- Set exercise -
Determine how many lines include "Azië". Give the number and nothing else.

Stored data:
━━━━━━━━━━━━━━━━━━━━━━━━━━━━━━

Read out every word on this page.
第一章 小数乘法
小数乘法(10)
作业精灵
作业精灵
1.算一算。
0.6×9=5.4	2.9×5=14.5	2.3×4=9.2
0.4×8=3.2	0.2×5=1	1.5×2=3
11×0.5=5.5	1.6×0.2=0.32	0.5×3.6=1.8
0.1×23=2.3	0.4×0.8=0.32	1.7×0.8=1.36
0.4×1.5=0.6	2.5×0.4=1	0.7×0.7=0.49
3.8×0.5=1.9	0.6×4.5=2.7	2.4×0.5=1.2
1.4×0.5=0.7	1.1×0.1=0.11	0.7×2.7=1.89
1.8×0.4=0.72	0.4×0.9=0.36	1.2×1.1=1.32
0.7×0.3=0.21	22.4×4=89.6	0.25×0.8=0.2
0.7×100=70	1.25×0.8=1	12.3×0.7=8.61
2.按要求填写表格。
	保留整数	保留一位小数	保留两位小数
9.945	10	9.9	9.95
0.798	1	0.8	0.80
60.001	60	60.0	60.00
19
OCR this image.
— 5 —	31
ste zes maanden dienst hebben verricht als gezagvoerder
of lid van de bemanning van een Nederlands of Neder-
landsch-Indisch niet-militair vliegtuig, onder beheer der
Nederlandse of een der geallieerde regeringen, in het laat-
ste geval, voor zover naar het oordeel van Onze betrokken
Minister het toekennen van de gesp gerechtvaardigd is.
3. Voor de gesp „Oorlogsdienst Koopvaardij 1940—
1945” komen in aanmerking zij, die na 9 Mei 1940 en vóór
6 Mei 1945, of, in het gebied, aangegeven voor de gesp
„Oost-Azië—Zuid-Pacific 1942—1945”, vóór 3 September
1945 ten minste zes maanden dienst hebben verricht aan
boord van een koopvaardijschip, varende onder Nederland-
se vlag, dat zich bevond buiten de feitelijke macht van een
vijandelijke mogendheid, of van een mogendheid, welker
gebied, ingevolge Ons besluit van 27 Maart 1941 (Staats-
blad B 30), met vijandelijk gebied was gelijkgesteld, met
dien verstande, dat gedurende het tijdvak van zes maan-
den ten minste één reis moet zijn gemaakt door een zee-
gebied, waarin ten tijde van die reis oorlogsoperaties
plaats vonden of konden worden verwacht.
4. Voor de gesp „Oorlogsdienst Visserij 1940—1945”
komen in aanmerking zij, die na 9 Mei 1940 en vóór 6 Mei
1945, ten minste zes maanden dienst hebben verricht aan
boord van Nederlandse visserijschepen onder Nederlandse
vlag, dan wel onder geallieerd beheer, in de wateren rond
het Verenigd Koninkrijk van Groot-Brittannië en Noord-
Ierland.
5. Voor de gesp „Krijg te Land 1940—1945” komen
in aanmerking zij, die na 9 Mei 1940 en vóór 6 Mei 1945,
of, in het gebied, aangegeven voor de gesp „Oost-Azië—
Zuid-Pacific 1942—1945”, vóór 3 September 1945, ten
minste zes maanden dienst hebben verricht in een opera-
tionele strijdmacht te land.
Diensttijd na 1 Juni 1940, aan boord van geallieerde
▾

━━━━━━━━━━━━━━━━━━━━━━━━━━━━━━

- Answer to this exercise -
2